DATA EXTRACT
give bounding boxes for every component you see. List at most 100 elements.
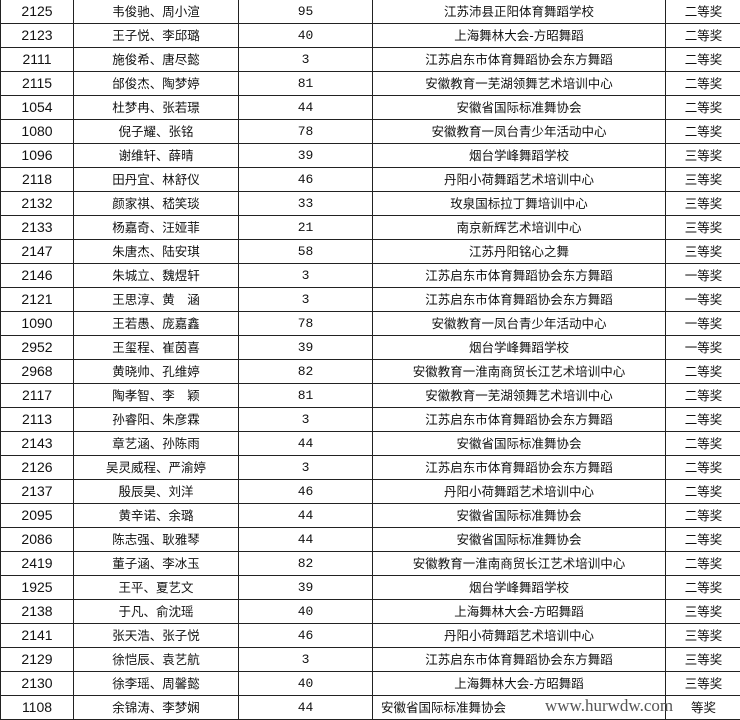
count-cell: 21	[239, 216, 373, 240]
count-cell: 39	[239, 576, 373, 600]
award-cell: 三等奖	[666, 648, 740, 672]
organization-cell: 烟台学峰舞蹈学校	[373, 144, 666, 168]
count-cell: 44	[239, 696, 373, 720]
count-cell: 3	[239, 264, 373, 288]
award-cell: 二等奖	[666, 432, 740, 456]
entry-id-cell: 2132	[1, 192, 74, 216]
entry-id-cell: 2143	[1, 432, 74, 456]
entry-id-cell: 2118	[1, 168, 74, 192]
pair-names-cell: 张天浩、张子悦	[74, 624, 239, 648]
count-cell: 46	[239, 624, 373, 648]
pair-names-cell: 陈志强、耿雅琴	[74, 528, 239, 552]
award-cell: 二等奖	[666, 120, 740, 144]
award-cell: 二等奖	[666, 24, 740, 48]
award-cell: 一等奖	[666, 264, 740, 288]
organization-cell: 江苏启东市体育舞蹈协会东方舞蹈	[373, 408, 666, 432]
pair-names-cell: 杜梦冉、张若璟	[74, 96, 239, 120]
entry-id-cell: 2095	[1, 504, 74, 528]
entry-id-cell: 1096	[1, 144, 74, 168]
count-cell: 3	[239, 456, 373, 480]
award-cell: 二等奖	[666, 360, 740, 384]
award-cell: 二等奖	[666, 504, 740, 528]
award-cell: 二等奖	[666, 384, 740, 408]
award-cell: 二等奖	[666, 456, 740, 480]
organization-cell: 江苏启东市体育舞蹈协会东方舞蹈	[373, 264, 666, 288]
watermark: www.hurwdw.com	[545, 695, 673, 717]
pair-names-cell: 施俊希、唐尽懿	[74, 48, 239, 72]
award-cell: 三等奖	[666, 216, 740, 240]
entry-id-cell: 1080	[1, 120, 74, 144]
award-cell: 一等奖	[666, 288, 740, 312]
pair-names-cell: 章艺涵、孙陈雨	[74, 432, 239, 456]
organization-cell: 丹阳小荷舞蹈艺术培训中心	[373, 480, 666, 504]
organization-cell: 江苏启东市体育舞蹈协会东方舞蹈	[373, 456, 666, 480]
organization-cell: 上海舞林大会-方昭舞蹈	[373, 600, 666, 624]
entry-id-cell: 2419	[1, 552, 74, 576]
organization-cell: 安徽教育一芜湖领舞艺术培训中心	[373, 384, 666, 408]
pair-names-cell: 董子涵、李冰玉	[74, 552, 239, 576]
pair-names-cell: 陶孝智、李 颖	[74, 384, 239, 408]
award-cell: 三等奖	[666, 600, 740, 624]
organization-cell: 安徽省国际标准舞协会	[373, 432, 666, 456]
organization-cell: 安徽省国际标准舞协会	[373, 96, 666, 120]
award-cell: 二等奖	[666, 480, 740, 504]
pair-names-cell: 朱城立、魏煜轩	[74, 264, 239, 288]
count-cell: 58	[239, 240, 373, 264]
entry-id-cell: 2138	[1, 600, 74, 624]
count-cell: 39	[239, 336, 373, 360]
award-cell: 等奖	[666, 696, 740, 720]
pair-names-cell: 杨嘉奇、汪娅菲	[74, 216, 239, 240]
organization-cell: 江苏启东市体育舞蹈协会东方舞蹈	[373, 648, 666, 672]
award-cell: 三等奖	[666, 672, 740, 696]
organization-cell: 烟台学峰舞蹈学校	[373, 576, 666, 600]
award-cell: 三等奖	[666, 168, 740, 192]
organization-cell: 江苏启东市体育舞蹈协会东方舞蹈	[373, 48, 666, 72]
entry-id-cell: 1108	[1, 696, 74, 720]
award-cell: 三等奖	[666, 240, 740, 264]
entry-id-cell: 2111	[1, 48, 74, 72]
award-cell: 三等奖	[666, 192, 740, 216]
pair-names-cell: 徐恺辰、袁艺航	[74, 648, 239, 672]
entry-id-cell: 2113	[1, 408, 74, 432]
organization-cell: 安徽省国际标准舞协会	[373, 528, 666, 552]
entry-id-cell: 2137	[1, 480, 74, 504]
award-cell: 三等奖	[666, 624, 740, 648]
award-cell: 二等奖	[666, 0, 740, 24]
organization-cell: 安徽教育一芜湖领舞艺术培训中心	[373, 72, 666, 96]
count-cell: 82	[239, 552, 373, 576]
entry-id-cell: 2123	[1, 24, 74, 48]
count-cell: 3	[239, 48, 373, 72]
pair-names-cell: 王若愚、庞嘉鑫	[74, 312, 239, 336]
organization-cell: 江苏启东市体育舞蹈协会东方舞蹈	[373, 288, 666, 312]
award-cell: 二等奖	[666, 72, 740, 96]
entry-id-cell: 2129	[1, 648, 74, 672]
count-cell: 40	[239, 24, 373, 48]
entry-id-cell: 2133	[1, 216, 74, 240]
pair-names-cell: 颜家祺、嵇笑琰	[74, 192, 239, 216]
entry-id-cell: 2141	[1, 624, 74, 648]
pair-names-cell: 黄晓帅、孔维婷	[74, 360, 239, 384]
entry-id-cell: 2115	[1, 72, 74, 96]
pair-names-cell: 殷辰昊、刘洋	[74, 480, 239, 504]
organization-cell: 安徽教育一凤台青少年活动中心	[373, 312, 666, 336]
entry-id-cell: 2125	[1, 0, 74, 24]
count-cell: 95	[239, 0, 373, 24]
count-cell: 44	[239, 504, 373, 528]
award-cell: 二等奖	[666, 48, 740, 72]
---
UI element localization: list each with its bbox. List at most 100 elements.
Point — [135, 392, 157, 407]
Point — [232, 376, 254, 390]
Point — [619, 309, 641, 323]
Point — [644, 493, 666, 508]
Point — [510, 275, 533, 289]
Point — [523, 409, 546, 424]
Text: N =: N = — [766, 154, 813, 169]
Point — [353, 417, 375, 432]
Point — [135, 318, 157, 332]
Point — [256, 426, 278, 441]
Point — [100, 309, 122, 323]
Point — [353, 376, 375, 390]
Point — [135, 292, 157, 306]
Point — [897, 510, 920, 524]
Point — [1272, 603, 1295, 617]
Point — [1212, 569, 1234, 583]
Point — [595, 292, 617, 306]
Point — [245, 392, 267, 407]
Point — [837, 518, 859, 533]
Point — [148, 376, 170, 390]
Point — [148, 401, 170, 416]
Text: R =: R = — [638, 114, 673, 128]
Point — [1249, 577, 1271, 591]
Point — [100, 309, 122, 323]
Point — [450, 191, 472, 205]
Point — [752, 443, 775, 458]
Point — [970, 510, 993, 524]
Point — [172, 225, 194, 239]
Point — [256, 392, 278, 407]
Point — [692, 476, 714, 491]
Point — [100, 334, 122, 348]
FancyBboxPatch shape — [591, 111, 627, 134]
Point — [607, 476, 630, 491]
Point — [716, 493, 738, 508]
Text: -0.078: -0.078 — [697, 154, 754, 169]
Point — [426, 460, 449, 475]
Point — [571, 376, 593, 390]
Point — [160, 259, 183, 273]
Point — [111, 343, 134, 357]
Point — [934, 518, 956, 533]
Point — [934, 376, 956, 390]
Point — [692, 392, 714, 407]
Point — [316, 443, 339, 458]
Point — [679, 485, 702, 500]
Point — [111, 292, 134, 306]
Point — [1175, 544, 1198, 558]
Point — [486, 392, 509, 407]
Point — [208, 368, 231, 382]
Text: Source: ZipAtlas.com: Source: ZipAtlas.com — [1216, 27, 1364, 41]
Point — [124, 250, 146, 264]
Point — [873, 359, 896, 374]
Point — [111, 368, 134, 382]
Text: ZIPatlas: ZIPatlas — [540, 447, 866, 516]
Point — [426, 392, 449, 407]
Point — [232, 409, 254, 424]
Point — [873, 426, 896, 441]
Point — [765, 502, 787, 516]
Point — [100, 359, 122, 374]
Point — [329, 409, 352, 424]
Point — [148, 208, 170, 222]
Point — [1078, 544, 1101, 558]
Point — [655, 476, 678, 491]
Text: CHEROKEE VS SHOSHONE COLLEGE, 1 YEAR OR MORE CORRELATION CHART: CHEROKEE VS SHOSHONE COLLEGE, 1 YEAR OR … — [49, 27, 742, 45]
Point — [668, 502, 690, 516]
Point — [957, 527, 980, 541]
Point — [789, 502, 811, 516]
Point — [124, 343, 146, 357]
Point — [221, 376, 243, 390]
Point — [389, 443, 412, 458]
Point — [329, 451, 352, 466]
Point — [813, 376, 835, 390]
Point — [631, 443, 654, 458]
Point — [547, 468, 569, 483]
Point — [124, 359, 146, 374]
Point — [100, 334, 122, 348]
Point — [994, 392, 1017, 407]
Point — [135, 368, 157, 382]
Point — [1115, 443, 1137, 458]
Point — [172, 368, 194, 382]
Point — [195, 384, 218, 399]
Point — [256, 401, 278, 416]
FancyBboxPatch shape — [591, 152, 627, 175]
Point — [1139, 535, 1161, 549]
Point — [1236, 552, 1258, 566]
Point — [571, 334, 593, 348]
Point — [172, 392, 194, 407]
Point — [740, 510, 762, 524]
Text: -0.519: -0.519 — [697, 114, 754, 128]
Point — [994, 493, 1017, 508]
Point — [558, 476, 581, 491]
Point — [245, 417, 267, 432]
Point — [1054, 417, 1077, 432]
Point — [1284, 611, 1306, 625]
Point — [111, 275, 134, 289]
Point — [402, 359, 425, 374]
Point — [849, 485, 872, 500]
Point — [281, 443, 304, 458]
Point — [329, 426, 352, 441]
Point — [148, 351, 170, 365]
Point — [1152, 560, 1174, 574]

EXERCISE AIM
Please rewrite the lines above as a numbered list with any blank lines dropped, beginning at the line that contains "216, 373, 240]" and stopping after the line that contains "432, 740, 456]".

TASK OUTPUT
1. count-cell: 21	[239, 216, 373, 240]
2. count-cell: 39	[239, 576, 373, 600]
3. award-cell: 三等奖	[666, 648, 740, 672]
4. organization-cell: 烟台学峰舞蹈学校	[373, 144, 666, 168]
5. count-cell: 44	[239, 696, 373, 720]
6. count-cell: 3	[239, 264, 373, 288]
7. award-cell: 二等奖	[666, 432, 740, 456]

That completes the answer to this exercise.